== SHORT TASK ==
Copy the lines below unchanged, starting at the line that contains "footnote-paragraph: كما أخرجه" and ending at the line that contains "footnote-ref[interactable]: (١): [721, 270, 739, 286]", with both of those lines included.

== DATA EXCERPTS ==
----

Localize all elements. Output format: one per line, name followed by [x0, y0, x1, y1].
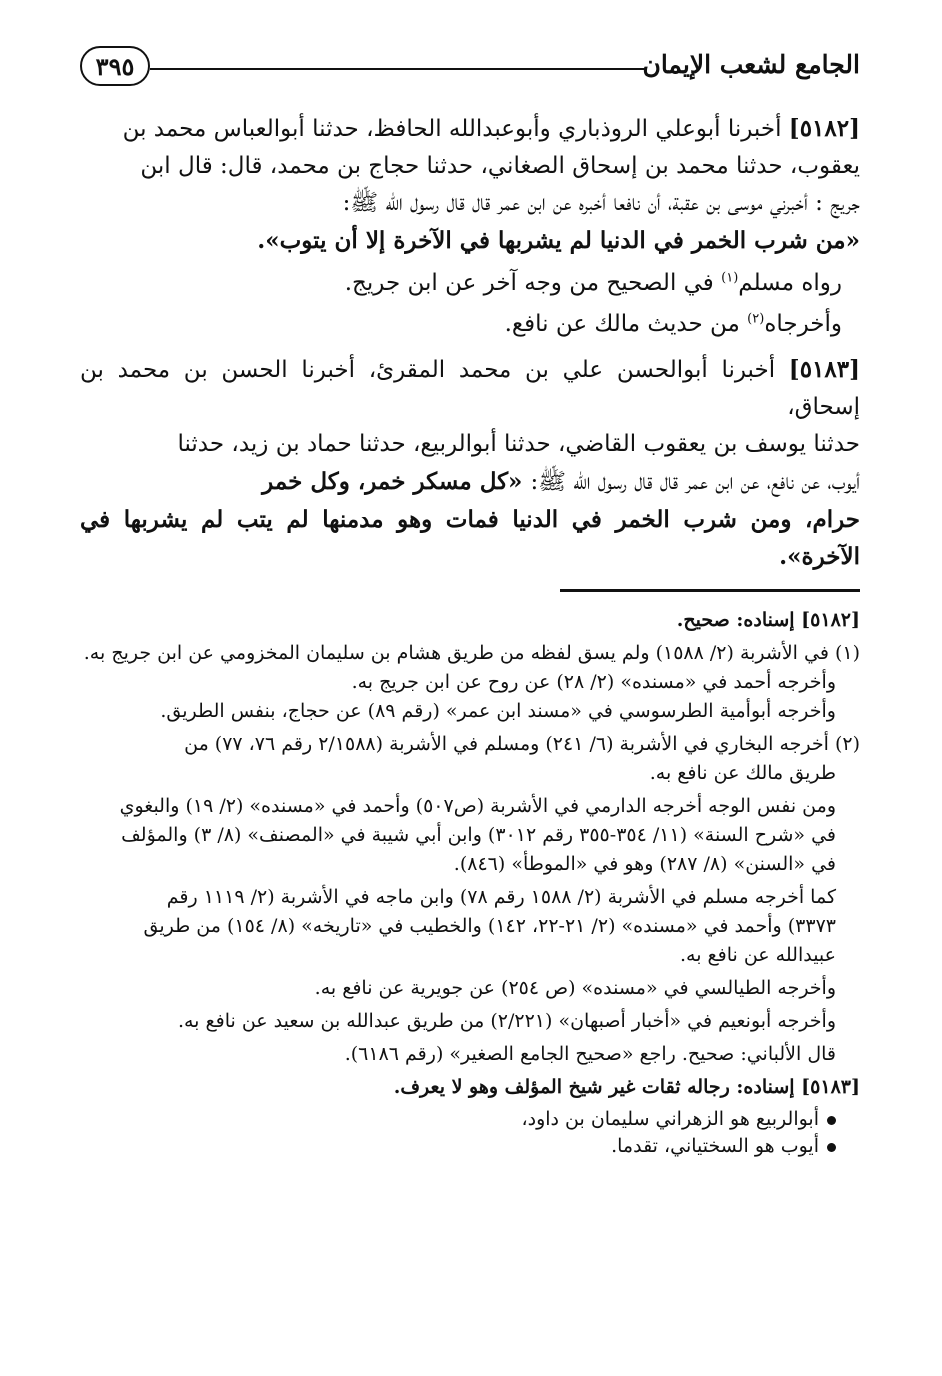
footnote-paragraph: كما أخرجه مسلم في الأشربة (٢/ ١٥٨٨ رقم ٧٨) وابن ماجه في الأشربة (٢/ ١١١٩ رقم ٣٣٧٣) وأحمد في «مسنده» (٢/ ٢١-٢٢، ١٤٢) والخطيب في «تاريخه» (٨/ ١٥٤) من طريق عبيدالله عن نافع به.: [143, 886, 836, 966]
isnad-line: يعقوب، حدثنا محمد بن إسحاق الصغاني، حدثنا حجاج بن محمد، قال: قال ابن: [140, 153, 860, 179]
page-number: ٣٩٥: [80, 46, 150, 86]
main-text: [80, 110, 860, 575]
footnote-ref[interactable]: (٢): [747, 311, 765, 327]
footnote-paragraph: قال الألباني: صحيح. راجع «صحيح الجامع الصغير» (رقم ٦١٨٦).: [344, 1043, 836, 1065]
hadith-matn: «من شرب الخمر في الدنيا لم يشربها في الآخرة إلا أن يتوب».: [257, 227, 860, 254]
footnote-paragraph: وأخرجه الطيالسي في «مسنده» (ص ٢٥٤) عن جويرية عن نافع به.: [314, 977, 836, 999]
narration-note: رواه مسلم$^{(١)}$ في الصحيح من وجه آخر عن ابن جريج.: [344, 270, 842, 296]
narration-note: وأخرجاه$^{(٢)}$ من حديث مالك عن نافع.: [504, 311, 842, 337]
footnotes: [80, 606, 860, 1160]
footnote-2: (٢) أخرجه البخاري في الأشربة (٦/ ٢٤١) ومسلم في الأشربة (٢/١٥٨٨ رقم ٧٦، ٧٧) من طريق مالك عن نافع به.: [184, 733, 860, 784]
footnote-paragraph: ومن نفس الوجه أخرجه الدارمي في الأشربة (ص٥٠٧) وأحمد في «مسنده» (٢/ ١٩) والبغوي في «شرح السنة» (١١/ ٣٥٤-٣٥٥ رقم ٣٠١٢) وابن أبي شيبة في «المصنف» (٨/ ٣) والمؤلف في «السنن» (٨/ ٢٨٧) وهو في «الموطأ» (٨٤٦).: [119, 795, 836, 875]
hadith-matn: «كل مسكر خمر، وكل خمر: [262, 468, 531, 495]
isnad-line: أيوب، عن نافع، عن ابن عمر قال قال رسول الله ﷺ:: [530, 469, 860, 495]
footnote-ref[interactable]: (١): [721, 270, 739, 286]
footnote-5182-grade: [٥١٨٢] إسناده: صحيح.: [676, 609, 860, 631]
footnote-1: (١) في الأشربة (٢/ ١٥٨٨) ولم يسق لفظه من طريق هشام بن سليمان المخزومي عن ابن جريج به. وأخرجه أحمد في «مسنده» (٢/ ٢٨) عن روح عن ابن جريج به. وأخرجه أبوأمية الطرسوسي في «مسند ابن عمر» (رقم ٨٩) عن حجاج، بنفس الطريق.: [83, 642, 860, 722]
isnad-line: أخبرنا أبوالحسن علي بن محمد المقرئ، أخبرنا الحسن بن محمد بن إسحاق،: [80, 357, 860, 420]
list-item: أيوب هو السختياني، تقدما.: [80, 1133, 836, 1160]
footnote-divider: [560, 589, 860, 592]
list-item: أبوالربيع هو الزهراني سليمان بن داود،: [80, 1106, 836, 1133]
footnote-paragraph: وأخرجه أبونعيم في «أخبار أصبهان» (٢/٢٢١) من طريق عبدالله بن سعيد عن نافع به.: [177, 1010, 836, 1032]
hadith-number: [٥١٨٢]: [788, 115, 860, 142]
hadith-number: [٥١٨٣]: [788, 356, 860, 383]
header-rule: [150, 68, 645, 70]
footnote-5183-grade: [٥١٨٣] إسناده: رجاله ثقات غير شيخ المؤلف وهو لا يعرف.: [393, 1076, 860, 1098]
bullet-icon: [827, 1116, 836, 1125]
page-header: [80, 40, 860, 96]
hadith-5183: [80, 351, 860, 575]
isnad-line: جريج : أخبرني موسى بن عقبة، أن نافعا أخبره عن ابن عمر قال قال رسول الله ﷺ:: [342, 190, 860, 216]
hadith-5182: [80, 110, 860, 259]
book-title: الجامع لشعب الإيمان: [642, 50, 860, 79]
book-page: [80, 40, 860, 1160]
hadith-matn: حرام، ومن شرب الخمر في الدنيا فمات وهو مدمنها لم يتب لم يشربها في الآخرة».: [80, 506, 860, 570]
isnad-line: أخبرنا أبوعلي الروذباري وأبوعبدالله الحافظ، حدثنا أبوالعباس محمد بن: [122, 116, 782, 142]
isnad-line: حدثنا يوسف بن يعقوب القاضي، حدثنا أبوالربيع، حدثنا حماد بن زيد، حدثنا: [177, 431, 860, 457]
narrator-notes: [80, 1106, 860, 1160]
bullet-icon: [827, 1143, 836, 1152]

----

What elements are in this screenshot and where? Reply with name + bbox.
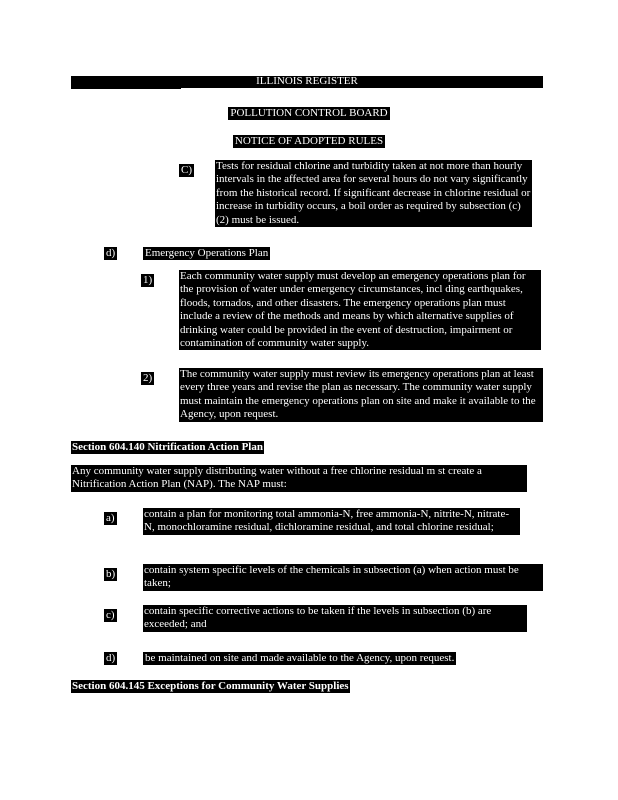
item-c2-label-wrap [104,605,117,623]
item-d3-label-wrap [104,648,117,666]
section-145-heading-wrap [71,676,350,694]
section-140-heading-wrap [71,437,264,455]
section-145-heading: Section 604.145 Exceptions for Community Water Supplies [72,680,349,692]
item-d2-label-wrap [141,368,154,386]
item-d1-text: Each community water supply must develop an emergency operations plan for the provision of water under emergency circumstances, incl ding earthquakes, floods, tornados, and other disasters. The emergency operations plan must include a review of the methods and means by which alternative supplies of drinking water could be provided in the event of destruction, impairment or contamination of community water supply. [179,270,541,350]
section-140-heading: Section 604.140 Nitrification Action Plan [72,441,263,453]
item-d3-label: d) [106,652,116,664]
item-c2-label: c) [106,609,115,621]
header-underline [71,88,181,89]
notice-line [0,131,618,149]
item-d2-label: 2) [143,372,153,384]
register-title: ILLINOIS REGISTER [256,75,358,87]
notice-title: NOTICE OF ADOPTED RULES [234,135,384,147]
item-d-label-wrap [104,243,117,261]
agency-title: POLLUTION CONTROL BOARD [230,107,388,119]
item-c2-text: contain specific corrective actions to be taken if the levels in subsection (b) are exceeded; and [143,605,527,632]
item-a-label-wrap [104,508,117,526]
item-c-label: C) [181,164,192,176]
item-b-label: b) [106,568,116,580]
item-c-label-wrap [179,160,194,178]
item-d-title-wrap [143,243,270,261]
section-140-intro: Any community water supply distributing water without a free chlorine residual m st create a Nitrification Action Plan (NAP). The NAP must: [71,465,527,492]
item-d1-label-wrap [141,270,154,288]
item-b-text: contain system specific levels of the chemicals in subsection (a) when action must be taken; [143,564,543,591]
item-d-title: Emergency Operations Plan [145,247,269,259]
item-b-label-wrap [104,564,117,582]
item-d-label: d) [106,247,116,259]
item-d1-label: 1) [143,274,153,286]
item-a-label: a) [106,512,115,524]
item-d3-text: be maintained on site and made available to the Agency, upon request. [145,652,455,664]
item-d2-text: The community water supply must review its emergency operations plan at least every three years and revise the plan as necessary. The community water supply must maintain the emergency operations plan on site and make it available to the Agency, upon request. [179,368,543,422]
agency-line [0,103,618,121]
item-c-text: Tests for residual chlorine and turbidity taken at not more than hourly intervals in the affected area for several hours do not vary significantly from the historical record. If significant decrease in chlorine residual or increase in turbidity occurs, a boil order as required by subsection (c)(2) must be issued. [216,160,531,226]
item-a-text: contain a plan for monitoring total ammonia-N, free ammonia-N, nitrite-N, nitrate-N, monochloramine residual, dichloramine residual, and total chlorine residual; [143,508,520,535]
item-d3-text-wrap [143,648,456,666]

----

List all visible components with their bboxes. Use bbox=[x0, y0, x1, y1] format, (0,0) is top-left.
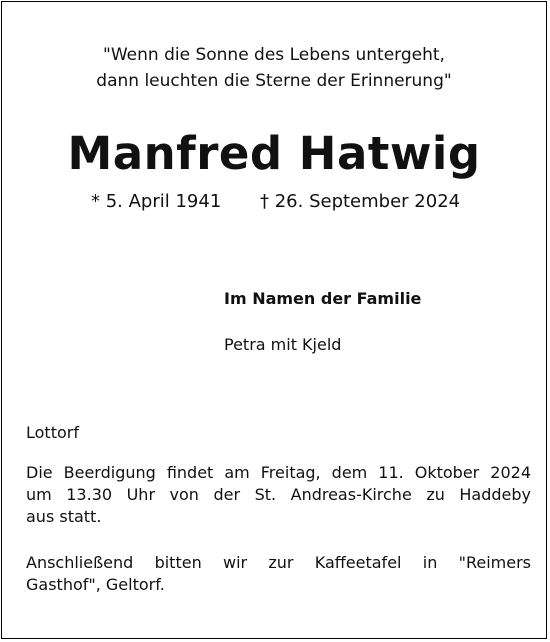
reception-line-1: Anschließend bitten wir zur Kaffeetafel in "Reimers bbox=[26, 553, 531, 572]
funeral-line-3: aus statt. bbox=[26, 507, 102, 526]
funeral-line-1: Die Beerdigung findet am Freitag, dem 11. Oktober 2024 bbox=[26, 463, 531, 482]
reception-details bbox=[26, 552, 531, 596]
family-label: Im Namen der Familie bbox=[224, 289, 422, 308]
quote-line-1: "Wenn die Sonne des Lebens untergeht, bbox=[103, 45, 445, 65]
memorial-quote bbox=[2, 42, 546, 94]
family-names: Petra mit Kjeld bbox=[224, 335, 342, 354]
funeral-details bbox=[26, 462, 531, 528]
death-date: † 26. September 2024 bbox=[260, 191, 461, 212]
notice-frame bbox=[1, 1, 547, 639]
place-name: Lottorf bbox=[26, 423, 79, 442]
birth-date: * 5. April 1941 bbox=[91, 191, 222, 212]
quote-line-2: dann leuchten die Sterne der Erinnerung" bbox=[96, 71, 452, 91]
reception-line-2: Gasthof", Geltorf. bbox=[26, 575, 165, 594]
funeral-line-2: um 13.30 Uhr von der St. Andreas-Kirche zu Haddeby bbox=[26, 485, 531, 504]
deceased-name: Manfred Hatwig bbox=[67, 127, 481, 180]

----

== RESULT BELOW ==
footnote-paragraph: كما أخرجه مسلم في الأشربة (٢/ ١٥٨٨ رقم ٧٨) وابن ماجه في الأشربة (٢/ ١١١٩ رقم ٣٣٧٣) وأحمد في «مسنده» (٢/ ٢١-٢٢، ١٤٢) والخطيب في «تاريخه» (٨/ ١٥٤) من طريق عبيدالله عن نافع به.: [143, 886, 836, 966]
isnad-line: يعقوب، حدثنا محمد بن إسحاق الصغاني، حدثنا حجاج بن محمد، قال: قال ابن: [140, 153, 860, 179]
page-number: ٣٩٥: [80, 46, 150, 86]
main-text: [80, 110, 860, 575]
footnote-ref[interactable]: (٢): [747, 311, 765, 327]
footnote-paragraph: قال الألباني: صحيح. راجع «صحيح الجامع الصغير» (رقم ٦١٨٦).: [344, 1043, 836, 1065]
hadith-matn: «من شرب الخمر في الدنيا لم يشربها في الآخرة إلا أن يتوب».: [257, 227, 860, 254]
footnote-paragraph: وأخرجه الطيالسي في «مسنده» (ص ٢٥٤) عن جويرية عن نافع به.: [314, 977, 836, 999]
narration-note: رواه مسلم$^{(١)}$ في الصحيح من وجه آخر عن ابن جريج.: [344, 270, 842, 296]
narration-note: وأخرجاه$^{(٢)}$ من حديث مالك عن نافع.: [504, 311, 842, 337]
footnotes: [80, 606, 860, 1160]
footnote-2: (٢) أخرجه البخاري في الأشربة (٦/ ٢٤١) ومسلم في الأشربة (٢/١٥٨٨ رقم ٧٦، ٧٧) من طريق مالك عن نافع به.: [184, 733, 860, 784]
footnote-paragraph: ومن نفس الوجه أخرجه الدارمي في الأشربة (ص٥٠٧) وأحمد في «مسنده» (٢/ ١٩) والبغوي في «شرح السنة» (١١/ ٣٥٤-٣٥٥ رقم ٣٠١٢) وابن أبي شيبة في «المصنف» (٨/ ٣) والمؤلف في «السنن» (٨/ ٢٨٧) وهو في «الموطأ» (٨٤٦).: [119, 795, 836, 875]
hadith-matn: «كل مسكر خمر، وكل خمر: [262, 468, 531, 495]
isnad-line: أيوب، عن نافع، عن ابن عمر قال قال رسول الله ﷺ:: [530, 469, 860, 495]
footnote-ref[interactable]: (١): [721, 270, 739, 286]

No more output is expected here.